Copy the entries below exactly. Images do not belong in the copy.

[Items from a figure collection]
=-=-=-=-=

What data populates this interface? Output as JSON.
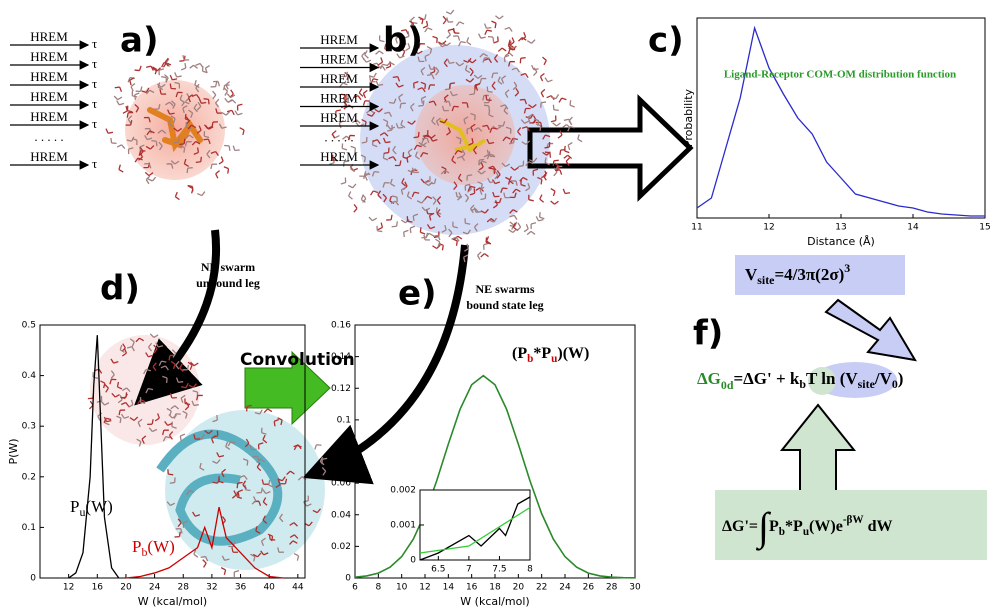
{
  "panel_a": {
    "label": "a)",
    "hrem": [
      "HREM",
      "HREM",
      "HREM",
      "HREM",
      "HREM",
      ". . . . .",
      "HREM"
    ],
    "tau": "τ"
  },
  "panel_b": {
    "label": "b)",
    "hrem": [
      "HREM",
      "HREM",
      "HREM",
      "HREM",
      "HREM",
      ". . . . .",
      "HREM"
    ]
  },
  "panel_c": {
    "label": "c)",
    "title": "Ligand-Receptor  COM-OM distribution function",
    "xlabel": "Distance (Å)",
    "ylabel": "Probability",
    "xlim": [
      11,
      15
    ],
    "xticks": [
      11,
      12,
      13,
      14,
      15
    ],
    "ylim": [
      0,
      1
    ],
    "series": [
      {
        "color": "#2a2acc",
        "x": [
          11.0,
          11.2,
          11.4,
          11.6,
          11.8,
          12.0,
          12.2,
          12.4,
          12.6,
          12.8,
          13.0,
          13.2,
          13.4,
          13.6,
          13.8,
          14.0,
          14.2,
          14.4,
          14.6,
          14.8,
          15.0
        ],
        "values": [
          0.05,
          0.1,
          0.35,
          0.6,
          0.95,
          0.75,
          0.62,
          0.5,
          0.42,
          0.28,
          0.2,
          0.12,
          0.1,
          0.08,
          0.06,
          0.05,
          0.03,
          0.02,
          0.015,
          0.01,
          0.01
        ]
      }
    ]
  },
  "vsite": [
    "V",
    "site",
    "=4/3π(2σ)",
    "3"
  ],
  "panel_d": {
    "label": "d)",
    "note": [
      "NE swarm",
      "unbound leg"
    ],
    "ylabel": "P(W)",
    "xlabel": "W (kcal/mol)",
    "xlim": [
      8,
      45
    ],
    "xticks": [
      12,
      16,
      20,
      24,
      28,
      32,
      36,
      40,
      44
    ],
    "ylim": [
      0,
      0.5
    ],
    "yticks": [
      0,
      0.1,
      0.2,
      0.3,
      0.4,
      0.5
    ],
    "pu_label": [
      "P",
      "u",
      "(W)"
    ],
    "pb_label": [
      "P",
      "b",
      "(W)"
    ],
    "series": [
      {
        "color": "#000000",
        "x": [
          12,
          13,
          14,
          15,
          15.5,
          16,
          16.5,
          17,
          18,
          19
        ],
        "values": [
          0,
          0.01,
          0.05,
          0.2,
          0.38,
          0.48,
          0.3,
          0.12,
          0.02,
          0
        ]
      },
      {
        "color": "#cc0000",
        "x": [
          20,
          22,
          24,
          26,
          28,
          30,
          31,
          32,
          33,
          34,
          36,
          38,
          40,
          42
        ],
        "values": [
          0,
          0.003,
          0.01,
          0.02,
          0.04,
          0.06,
          0.1,
          0.06,
          0.14,
          0.08,
          0.05,
          0.02,
          0.003,
          0
        ]
      }
    ]
  },
  "convolution": "Convolution",
  "panel_e": {
    "label": "e)",
    "note": [
      "NE swarms",
      "bound state leg"
    ],
    "xlabel": "W (kcal/mol)",
    "legend": [
      "(P",
      "b",
      "*P",
      "u",
      ")(W)"
    ],
    "xlim": [
      6,
      30
    ],
    "xticks": [
      6,
      8,
      10,
      12,
      14,
      16,
      18,
      20,
      22,
      24,
      26,
      28,
      30
    ],
    "ylim": [
      0,
      0.16
    ],
    "yticks": [
      0,
      0.02,
      0.04,
      0.06,
      0.08,
      0.1,
      0.12,
      0.14,
      0.16
    ],
    "series": [
      {
        "color": "#2a8a2a",
        "x": [
          6,
          7,
          8,
          9,
          10,
          11,
          12,
          13,
          14,
          15,
          16,
          17,
          18,
          19,
          20,
          21,
          22,
          23,
          24,
          25,
          26,
          27,
          28,
          29,
          30
        ],
        "values": [
          0.0005,
          0.0013,
          0.0031,
          0.0068,
          0.0135,
          0.0246,
          0.0407,
          0.0614,
          0.0847,
          0.1066,
          0.1222,
          0.128,
          0.1222,
          0.1066,
          0.0847,
          0.0614,
          0.0407,
          0.0246,
          0.0135,
          0.0068,
          0.0031,
          0.0013,
          0.0005,
          0.0002,
          0.0001
        ]
      }
    ],
    "inset": {
      "xlim": [
        6.2,
        8
      ],
      "xticks": [
        6.5,
        7,
        7.5,
        8
      ],
      "ylim": [
        0,
        0.002
      ],
      "yticks": [
        0,
        0.001,
        0.002
      ],
      "series": [
        {
          "color": "#000000",
          "x": [
            6.2,
            6.5,
            7,
            7.2,
            7.5,
            7.6,
            7.8,
            8
          ],
          "values": [
            0,
            0.0002,
            0.0007,
            0.0004,
            0.0009,
            0.0007,
            0.0016,
            0.0018
          ]
        },
        {
          "color": "#33cc33",
          "x": [
            6.2,
            7,
            8
          ],
          "values": [
            0.0002,
            0.0004,
            0.0015
          ]
        }
      ]
    }
  },
  "panel_f": {
    "label": "f)",
    "equation": [
      "ΔG",
      "0d",
      "=ΔG' + k",
      "b",
      "T ln (V",
      "site",
      "/V",
      "0",
      ")"
    ],
    "integral": [
      "ΔG'=",
      "∫",
      "P",
      "b",
      "*P",
      "u",
      "(W)e",
      "-βW",
      " dW"
    ]
  }
}
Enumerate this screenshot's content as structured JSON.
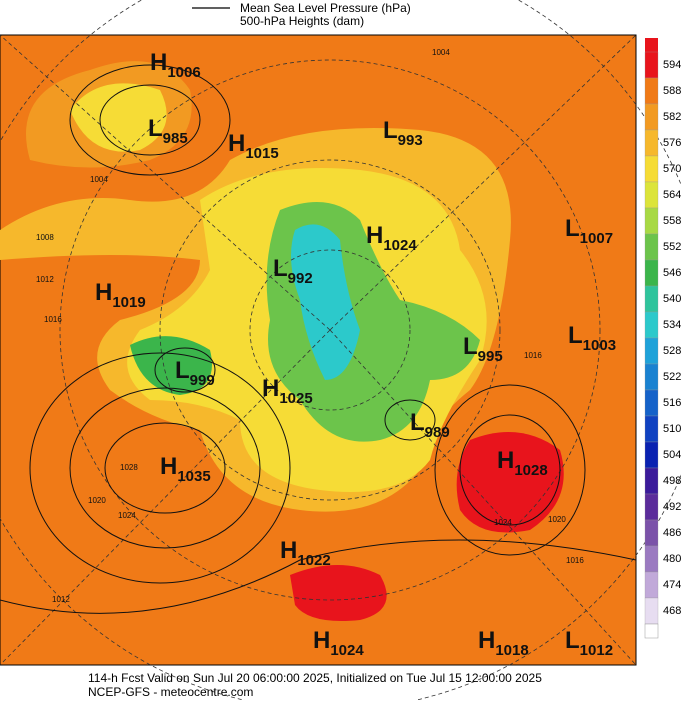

=-=-=-=-=

• Worked answer
What data populates this interface? Output as JSON.
{
  "panel_a": {
    "label": "a)",
    "hrem": [
      "HREM",
      "HREM",
      "HREM",
      "HREM",
      "HREM",
      ". . . . .",
      "HREM"
    ],
    "tau": "τ"
  },
  "panel_b": {
    "label": "b)",
    "hrem": [
      "HREM",
      "HREM",
      "HREM",
      "HREM",
      "HREM",
      ". . . . .",
      "HREM"
    ]
  },
  "panel_c": {
    "label": "c)",
    "title": "Ligand-Receptor  COM-OM distribution function",
    "xlabel": "Distance (Å)",
    "ylabel": "Probability",
    "xlim": [
      11,
      15
    ],
    "xticks": [
      11,
      12,
      13,
      14,
      15
    ],
    "ylim": [
      0,
      1
    ],
    "series": [
      {
        "color": "#2a2acc",
        "x": [
          11.0,
          11.2,
          11.4,
          11.6,
          11.8,
          12.0,
          12.2,
          12.4,
          12.6,
          12.8,
          13.0,
          13.2,
          13.4,
          13.6,
          13.8,
          14.0,
          14.2,
          14.4,
          14.6,
          14.8,
          15.0
        ],
        "values": [
          0.05,
          0.1,
          0.35,
          0.6,
          0.95,
          0.75,
          0.62,
          0.5,
          0.42,
          0.28,
          0.2,
          0.12,
          0.1,
          0.08,
          0.06,
          0.05,
          0.03,
          0.02,
          0.015,
          0.01,
          0.01
        ]
      }
    ]
  },
  "vsite": [
    "V",
    "site",
    "=4/3π(2σ)",
    "3"
  ],
  "panel_d": {
    "label": "d)",
    "note": [
      "NE swarm",
      "unbound leg"
    ],
    "ylabel": "P(W)",
    "xlabel": "W (kcal/mol)",
    "xlim": [
      8,
      45
    ],
    "xticks": [
      12,
      16,
      20,
      24,
      28,
      32,
      36,
      40,
      44
    ],
    "ylim": [
      0,
      0.5
    ],
    "yticks": [
      0,
      0.1,
      0.2,
      0.3,
      0.4,
      0.5
    ],
    "pu_label": [
      "P",
      "u",
      "(W)"
    ],
    "pb_label": [
      "P",
      "b",
      "(W)"
    ],
    "series": [
      {
        "color": "#000000",
        "x": [
          12,
          13,
          14,
          15,
          15.5,
          16,
          16.5,
          17,
          18,
          19
        ],
        "values": [
          0,
          0.01,
          0.05,
          0.2,
          0.38,
          0.48,
          0.3,
          0.12,
          0.02,
          0
        ]
      },
      {
        "color": "#cc0000",
        "x": [
          20,
          22,
          24,
          26,
          28,
          30,
          31,
          32,
          33,
          34,
          36,
          38,
          40,
          42
        ],
        "values": [
          0,
          0.003,
          0.01,
          0.02,
          0.04,
          0.06,
          0.1,
          0.06,
          0.14,
          0.08,
          0.05,
          0.02,
          0.003,
          0
        ]
      }
    ]
  },
  "convolution": "Convolution",
  "panel_e": {
    "label": "e)",
    "note": [
      "NE swarms",
      "bound state leg"
    ],
    "xlabel": "W (kcal/mol)",
    "legend": [
      "(P",
      "b",
      "*P",
      "u",
      ")(W)"
    ],
    "xlim": [
      6,
      30
    ],
    "xticks": [
      6,
      8,
      10,
      12,
      14,
      16,
      18,
      20,
      22,
      24,
      26,
      28,
      30
    ],
    "ylim": [
      0,
      0.16
    ],
    "yticks": [
      0,
      0.02,
      0.04,
      0.06,
      0.08,
      0.1,
      0.12,
      0.14,
      0.16
    ],
    "series": [
      {
        "color": "#2a8a2a",
        "x": [
          6,
          7,
          8,
          9,
          10,
          11,
          12,
          13,
          14,
          15,
          16,
          17,
          18,
          19,
          20,
          21,
          22,
          23,
          24,
          25,
          26,
          27,
          28,
          29,
          30
        ],
        "values": [
          0.0005,
          0.0013,
          0.0031,
          0.0068,
          0.0135,
          0.0246,
          0.0407,
          0.0614,
          0.0847,
          0.1066,
          0.1222,
          0.128,
          0.1222,
          0.1066,
          0.0847,
          0.0614,
          0.0407,
          0.0246,
          0.0135,
          0.0068,
          0.0031,
          0.0013,
          0.0005,
          0.0002,
          0.0001
        ]
      }
    ],
    "inset": {
      "xlim": [
        6.2,
        8
      ],
      "xticks": [
        6.5,
        7,
        7.5,
        8
      ],
      "ylim": [
        0,
        0.002
      ],
      "yticks": [
        0,
        0.001,
        0.002
      ],
      "series": [
        {
          "color": "#000000",
          "x": [
            6.2,
            6.5,
            7,
            7.2,
            7.5,
            7.6,
            7.8,
            8
          ],
          "values": [
            0,
            0.0002,
            0.0007,
            0.0004,
            0.0009,
            0.0007,
            0.0016,
            0.0018
          ]
        },
        {
          "color": "#33cc33",
          "x": [
            6.2,
            7,
            8
          ],
          "values": [
            0.0002,
            0.0004,
            0.0015
          ]
        }
      ]
    }
  },
  "panel_f": {
    "label": "f)",
    "equation": [
      "ΔG",
      "0d",
      "=ΔG' + k",
      "b",
      "T ln (V",
      "site",
      "/V",
      "0",
      ")"
    ],
    "integral": [
      "ΔG'=",
      "∫",
      "P",
      "b",
      "*P",
      "u",
      "(W)e",
      "-βW",
      " dW"
    ]
  }
}
Enumerate this screenshot's content as structured JSON.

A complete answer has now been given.